• [Data supplied]:
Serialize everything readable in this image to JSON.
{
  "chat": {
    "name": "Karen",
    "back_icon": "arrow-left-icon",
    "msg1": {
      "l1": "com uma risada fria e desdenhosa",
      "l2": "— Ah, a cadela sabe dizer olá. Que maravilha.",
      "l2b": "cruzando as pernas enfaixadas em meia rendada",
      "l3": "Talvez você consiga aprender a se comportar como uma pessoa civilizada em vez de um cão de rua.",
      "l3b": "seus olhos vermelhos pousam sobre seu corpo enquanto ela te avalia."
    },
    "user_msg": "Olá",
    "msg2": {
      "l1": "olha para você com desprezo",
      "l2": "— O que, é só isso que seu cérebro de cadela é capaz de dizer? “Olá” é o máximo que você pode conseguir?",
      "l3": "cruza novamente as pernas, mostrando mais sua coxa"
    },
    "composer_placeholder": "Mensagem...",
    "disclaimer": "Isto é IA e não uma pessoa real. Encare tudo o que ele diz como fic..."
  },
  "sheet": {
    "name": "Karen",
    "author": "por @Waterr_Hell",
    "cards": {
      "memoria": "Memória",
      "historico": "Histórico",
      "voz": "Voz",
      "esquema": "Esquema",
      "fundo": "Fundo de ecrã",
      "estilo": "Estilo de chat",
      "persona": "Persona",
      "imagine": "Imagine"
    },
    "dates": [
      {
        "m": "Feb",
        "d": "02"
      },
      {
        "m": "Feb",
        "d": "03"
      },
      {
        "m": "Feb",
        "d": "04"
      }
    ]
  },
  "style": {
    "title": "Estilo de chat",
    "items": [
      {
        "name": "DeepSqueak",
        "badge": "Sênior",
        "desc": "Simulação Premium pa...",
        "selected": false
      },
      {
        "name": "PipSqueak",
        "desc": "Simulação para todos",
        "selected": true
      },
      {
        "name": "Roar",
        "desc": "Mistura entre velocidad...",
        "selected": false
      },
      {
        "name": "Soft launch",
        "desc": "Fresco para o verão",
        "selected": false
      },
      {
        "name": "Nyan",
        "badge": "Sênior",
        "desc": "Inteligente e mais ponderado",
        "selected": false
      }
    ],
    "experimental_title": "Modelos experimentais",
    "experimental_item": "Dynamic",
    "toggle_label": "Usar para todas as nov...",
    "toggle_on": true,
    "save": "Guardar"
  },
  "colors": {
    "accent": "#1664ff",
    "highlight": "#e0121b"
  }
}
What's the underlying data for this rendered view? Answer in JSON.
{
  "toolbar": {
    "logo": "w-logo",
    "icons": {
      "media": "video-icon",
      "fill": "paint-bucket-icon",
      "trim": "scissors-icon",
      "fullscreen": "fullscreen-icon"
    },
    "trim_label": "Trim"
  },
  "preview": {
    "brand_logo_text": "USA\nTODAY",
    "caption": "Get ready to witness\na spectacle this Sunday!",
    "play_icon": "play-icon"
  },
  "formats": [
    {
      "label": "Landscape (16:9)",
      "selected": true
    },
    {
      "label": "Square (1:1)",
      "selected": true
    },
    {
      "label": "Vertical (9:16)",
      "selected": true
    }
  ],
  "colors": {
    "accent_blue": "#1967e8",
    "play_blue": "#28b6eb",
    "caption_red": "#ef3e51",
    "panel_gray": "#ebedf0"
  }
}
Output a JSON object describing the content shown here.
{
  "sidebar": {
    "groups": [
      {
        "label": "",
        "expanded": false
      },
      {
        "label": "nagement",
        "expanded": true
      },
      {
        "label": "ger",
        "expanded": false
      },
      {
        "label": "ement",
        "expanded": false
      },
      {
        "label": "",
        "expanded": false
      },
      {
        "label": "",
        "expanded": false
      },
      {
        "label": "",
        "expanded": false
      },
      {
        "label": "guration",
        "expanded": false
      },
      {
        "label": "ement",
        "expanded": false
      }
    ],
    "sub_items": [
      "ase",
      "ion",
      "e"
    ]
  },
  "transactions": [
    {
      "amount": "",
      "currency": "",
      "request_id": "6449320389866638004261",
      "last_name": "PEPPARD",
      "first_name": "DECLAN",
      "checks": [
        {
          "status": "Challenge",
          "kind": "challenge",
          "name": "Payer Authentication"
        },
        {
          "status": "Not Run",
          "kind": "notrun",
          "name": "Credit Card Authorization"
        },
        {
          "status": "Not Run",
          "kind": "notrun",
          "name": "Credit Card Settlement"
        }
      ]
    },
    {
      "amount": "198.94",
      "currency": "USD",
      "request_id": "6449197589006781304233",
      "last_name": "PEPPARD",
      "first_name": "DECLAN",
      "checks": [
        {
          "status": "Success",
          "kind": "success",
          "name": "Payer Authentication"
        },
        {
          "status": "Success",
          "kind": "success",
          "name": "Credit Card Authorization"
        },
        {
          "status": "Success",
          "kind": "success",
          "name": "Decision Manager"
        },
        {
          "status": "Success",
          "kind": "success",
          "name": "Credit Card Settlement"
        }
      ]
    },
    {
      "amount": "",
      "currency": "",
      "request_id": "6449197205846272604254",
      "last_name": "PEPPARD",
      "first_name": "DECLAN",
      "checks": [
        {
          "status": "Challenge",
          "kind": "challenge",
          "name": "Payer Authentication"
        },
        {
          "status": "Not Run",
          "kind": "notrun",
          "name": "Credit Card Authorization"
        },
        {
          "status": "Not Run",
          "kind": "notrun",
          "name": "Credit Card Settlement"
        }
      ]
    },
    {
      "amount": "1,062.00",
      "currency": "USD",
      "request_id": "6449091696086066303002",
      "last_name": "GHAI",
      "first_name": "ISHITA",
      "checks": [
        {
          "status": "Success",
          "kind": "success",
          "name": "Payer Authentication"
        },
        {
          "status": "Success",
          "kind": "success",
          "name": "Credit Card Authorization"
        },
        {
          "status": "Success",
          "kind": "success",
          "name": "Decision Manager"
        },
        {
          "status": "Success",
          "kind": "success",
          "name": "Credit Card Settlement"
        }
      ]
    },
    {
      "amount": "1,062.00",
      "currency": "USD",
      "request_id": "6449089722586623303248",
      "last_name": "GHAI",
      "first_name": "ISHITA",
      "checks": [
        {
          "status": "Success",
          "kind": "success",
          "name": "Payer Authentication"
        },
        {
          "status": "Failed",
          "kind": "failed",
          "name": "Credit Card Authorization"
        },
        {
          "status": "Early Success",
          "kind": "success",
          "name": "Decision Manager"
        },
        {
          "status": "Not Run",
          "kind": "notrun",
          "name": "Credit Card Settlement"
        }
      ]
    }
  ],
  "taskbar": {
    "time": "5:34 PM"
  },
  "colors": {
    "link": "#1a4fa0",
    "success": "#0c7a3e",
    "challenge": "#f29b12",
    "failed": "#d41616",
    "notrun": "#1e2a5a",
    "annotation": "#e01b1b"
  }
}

• [Set problem]: Your task is to transcribe the material exactly.

• [Response for this exercise]:
Serialize everything readable in this image to JSON.
{
  "chat": {
    "name": "Karen",
    "back_icon": "arrow-left-icon",
    "msg1": {
      "l1": "com uma risada fria e desdenhosa",
      "l2": "— Ah, a cadela sabe dizer olá. Que maravilha.",
      "l2b": "cruzando as pernas enfaixadas em meia rendada",
      "l3": "Talvez você consiga aprender a se comportar como uma pessoa civilizada em vez de um cão de rua.",
      "l3b": "seus olhos vermelhos pousam sobre seu corpo enquanto ela te avalia."
    },
    "user_msg": "Olá",
    "msg2": {
      "l1": "olha para você com desprezo",
      "l2": "— O que, é só isso que seu cérebro de cadela é capaz de dizer? “Olá” é o máximo que você pode conseguir?",
      "l3": "cruza novamente as pernas, mostrando mais sua coxa"
    },
    "composer_placeholder": "Mensagem...",
    "disclaimer": "Isto é IA e não uma pessoa real. Encare tudo o que ele diz como fic..."
  },
  "sheet": {
    "name": "Karen",
    "author": "por @Waterr_Hell",
    "cards": {
      "memoria": "Memória",
      "historico": "Histórico",
      "voz": "Voz",
      "esquema": "Esquema",
      "fundo": "Fundo de ecrã",
      "estilo": "Estilo de chat",
      "persona": "Persona",
      "imagine": "Imagine"
    },
    "dates": [
      {
        "m": "Feb",
        "d": "02"
      },
      {
        "m": "Feb",
        "d": "03"
      },
      {
        "m": "Feb",
        "d": "04"
      }
    ]
  },
  "style": {
    "title": "Estilo de chat",
    "items": [
      {
        "name": "DeepSqueak",
        "badge": "Sênior",
        "desc": "Simulação Premium pa...",
        "selected": false
      },
      {
        "name": "PipSqueak",
        "desc": "Simulação para todos",
        "selected": true
      },
      {
        "name": "Roar",
        "desc": "Mistura entre velocidad...",
        "selected": false
      },
      {
        "name": "Soft launch",
        "desc": "Fresco para o verão",
        "selected": false
      },
      {
        "name": "Nyan",
        "badge": "Sênior",
        "desc": "Inteligente e mais ponderado",
        "selected": false
      }
    ],
    "experimental_title": "Modelos experimentais",
    "experimental_item": "Dynamic",
    "toggle_label": "Usar para todas as nov...",
    "toggle_on": true,
    "save": "Guardar"
  },
  "colors": {
    "accent": "#1664ff",
    "highlight": "#e0121b"
  }
}
What's the underlying data for this rendered view? Answer in JSON.
{
  "toolbar": {
    "logo": "w-logo",
    "icons": {
      "media": "video-icon",
      "fill": "paint-bucket-icon",
      "trim": "scissors-icon",
      "fullscreen": "fullscreen-icon"
    },
    "trim_label": "Trim"
  },
  "preview": {
    "brand_logo_text": "USA\nTODAY",
    "caption": "Get ready to witness\na spectacle this Sunday!",
    "play_icon": "play-icon"
  },
  "formats": [
    {
      "label": "Landscape (16:9)",
      "selected": true
    },
    {
      "label": "Square (1:1)",
      "selected": true
    },
    {
      "label": "Vertical (9:16)",
      "selected": true
    }
  ],
  "colors": {
    "accent_blue": "#1967e8",
    "play_blue": "#28b6eb",
    "caption_red": "#ef3e51",
    "panel_gray": "#ebedf0"
  }
}
Output a JSON object describing the content shown here.
{
  "sidebar": {
    "groups": [
      {
        "label": "",
        "expanded": false
      },
      {
        "label": "nagement",
        "expanded": true
      },
      {
        "label": "ger",
        "expanded": false
      },
      {
        "label": "ement",
        "expanded": false
      },
      {
        "label": "",
        "expanded": false
      },
      {
        "label": "",
        "expanded": false
      },
      {
        "label": "",
        "expanded": false
      },
      {
        "label": "guration",
        "expanded": false
      },
      {
        "label": "ement",
        "expanded": false
      }
    ],
    "sub_items": [
      "ase",
      "ion",
      "e"
    ]
  },
  "transactions": [
    {
      "amount": "",
      "currency": "",
      "request_id": "6449320389866638004261",
      "last_name": "PEPPARD",
      "first_name": "DECLAN",
      "checks": [
        {
          "status": "Challenge",
          "kind": "challenge",
          "name": "Payer Authentication"
        },
        {
          "status": "Not Run",
          "kind": "notrun",
          "name": "Credit Card Authorization"
        },
        {
          "status": "Not Run",
          "kind": "notrun",
          "name": "Credit Card Settlement"
        }
      ]
    },
    {
      "amount": "198.94",
      "currency": "USD",
      "request_id": "6449197589006781304233",
      "last_name": "PEPPARD",
      "first_name": "DECLAN",
      "checks": [
        {
          "status": "Success",
          "kind": "success",
          "name": "Payer Authentication"
        },
        {
          "status": "Success",
          "kind": "success",
          "name": "Credit Card Authorization"
        },
        {
          "status": "Success",
          "kind": "success",
          "name": "Decision Manager"
        },
        {
          "status": "Success",
          "kind": "success",
          "name": "Credit Card Settlement"
        }
      ]
    },
    {
      "amount": "",
      "currency": "",
      "request_id": "6449197205846272604254",
      "last_name": "PEPPARD",
      "first_name": "DECLAN",
      "checks": [
        {
          "status": "Challenge",
          "kind": "challenge",
          "name": "Payer Authentication"
        },
        {
          "status": "Not Run",
          "kind": "notrun",
          "name": "Credit Card Authorization"
        },
        {
          "status": "Not Run",
          "kind": "notrun",
          "name": "Credit Card Settlement"
        }
      ]
    },
    {
      "amount": "1,062.00",
      "currency": "USD",
      "request_id": "6449091696086066303002",
      "last_name": "GHAI",
      "first_name": "ISHITA",
      "checks": [
        {
          "status": "Success",
          "kind": "success",
          "name": "Payer Authentication"
        },
        {
          "status": "Success",
          "kind": "success",
          "name": "Credit Card Authorization"
        },
        {
          "status": "Success",
          "kind": "success",
          "name": "Decision Manager"
        },
        {
          "status": "Success",
          "kind": "success",
          "name": "Credit Card Settlement"
        }
      ]
    },
    {
      "amount": "1,062.00",
      "currency": "USD",
      "request_id": "6449089722586623303248",
      "last_name": "GHAI",
      "first_name": "ISHITA",
      "checks": [
        {
          "status": "Success",
          "kind": "success",
          "name": "Payer Authentication"
        },
        {
          "status": "Failed",
          "kind": "failed",
          "name": "Credit Card Authorization"
        },
        {
          "status": "Early Success",
          "kind": "success",
          "name": "Decision Manager"
        },
        {
          "status": "Not Run",
          "kind": "notrun",
          "name": "Credit Card Settlement"
        }
      ]
    }
  ],
  "taskbar": {
    "time": "5:34 PM"
  },
  "colors": {
    "link": "#1a4fa0",
    "success": "#0c7a3e",
    "challenge": "#f29b12",
    "failed": "#d41616",
    "notrun": "#1e2a5a",
    "annotation": "#e01b1b"
  }
}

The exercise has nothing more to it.